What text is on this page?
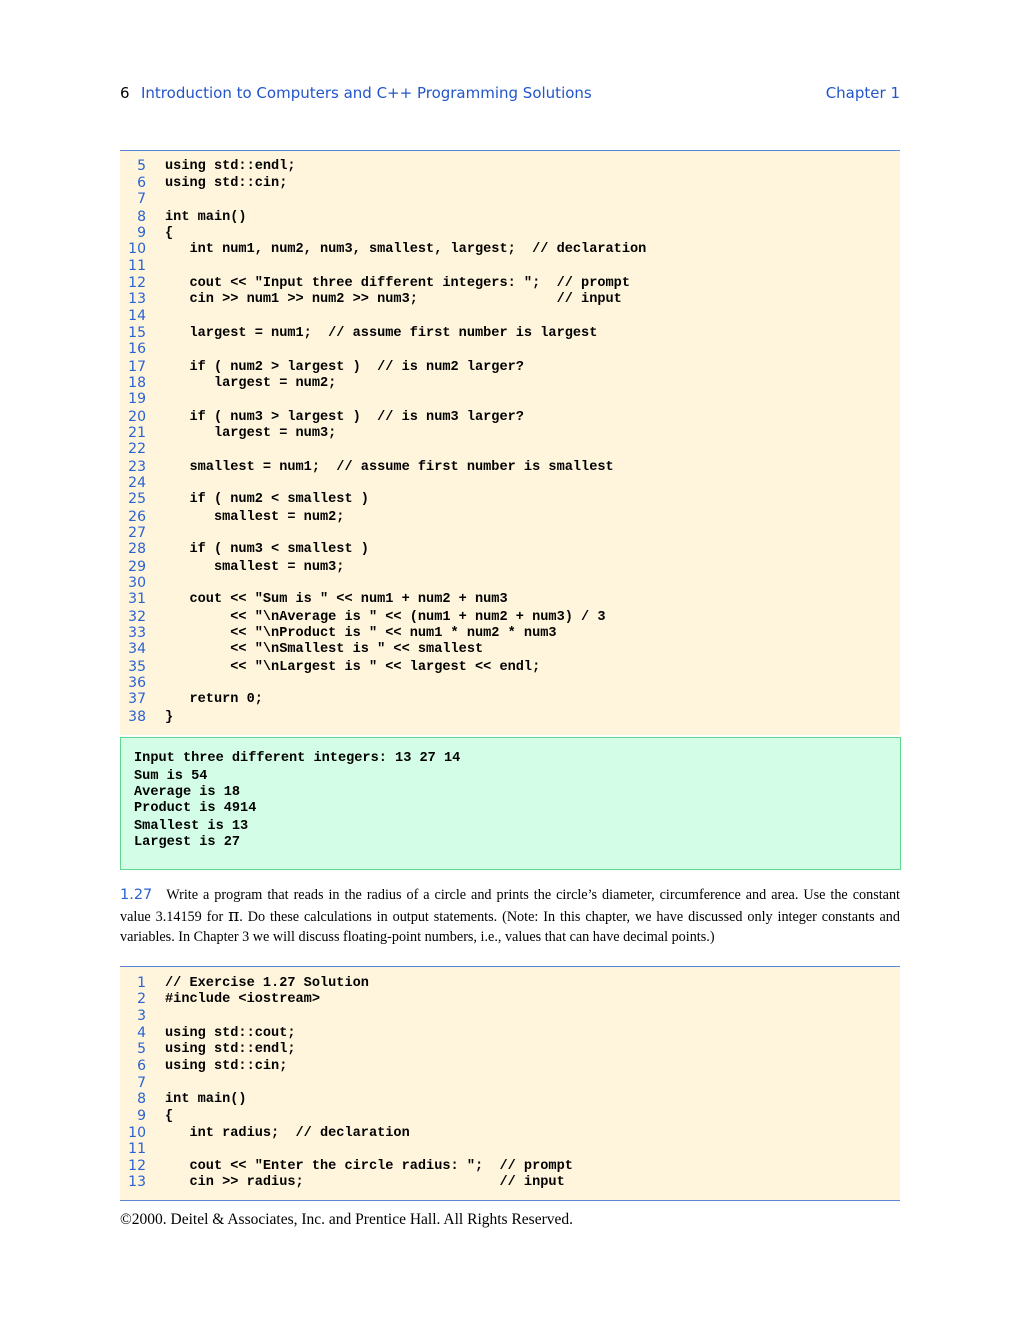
6 Introduction to Computers and C++ Programming Solutions	Chapter 1
5 using std::endl;
6 using std::cin;
7
8 int main()
9 {
10 int num1, num2, num3, smallest, largest;  // declaration
11
12 cout << "Input three different integers: ";  // prompt
13 cin >> num1 >> num2 >> num3;                 // input
14
15 largest = num1;  // assume first number is largest
16
17 if ( num2 > largest )  // is num2 larger?
18 largest = num2;
19
20 if ( num3 > largest )  // is num3 larger?
21 largest = num3;
22
23 smallest = num1;  // assume first number is smallest
24
25 if ( num2 < smallest )
26 smallest = num2;
27
28 if ( num3 < smallest )
29 smallest = num3;
30
31 cout << "Sum is " << num1 + num2 + num3
32 << "\nAverage is " << (num1 + num2 + num3) / 3
33 << "\nProduct is " << num1 * num2 * num3
34 << "\nSmallest is " << smallest
35 << "\nLargest is " << largest << endl;
36
37 return 0;
38 }
Input three different integers: 13 27 14
Sum is 54
Average is 18
Product is 4914
Smallest is 13
Largest is 27
1.27 Write a program that reads in the radius of a circle and prints the circle’s diameter, circumference and area. Use the constant value 3.14159 for π. Do these calculations in output statements. (Note: In this chapter, we have discussed only integer constants and variables. In Chapter 3 we will discuss floating-point numbers, i.e., values that can have decimal points.)
1 // Exercise 1.27 Solution
2 #include <iostream>
3
4 using std::cout;
5 using std::endl;
6 using std::cin;
7
8 int main()
9 {
10 int radius;  // declaration
11
12 cout << "Enter the circle radius: ";  // prompt
13 cin >> radius;                        // input
©2000. Deitel & Associates, Inc. and Prentice Hall. All Rights Reserved.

* * * * * * * * *

■ What is expected
Show every line where the string "circle" appears.

■ Solution to this exercise
1.27 Write a program that reads in the radius of a circle and prints the circle’s diameter, circumference and area. Use the constant value 3.14159 for π. Do these calculations in output statements. (Note: In this chapter, we have discussed only integer constants and variables. In Chapter 3 we will discuss floating-point numbers, i.e., values that can have decimal points.)
12 cout << "Enter the circle radius: ";  // prompt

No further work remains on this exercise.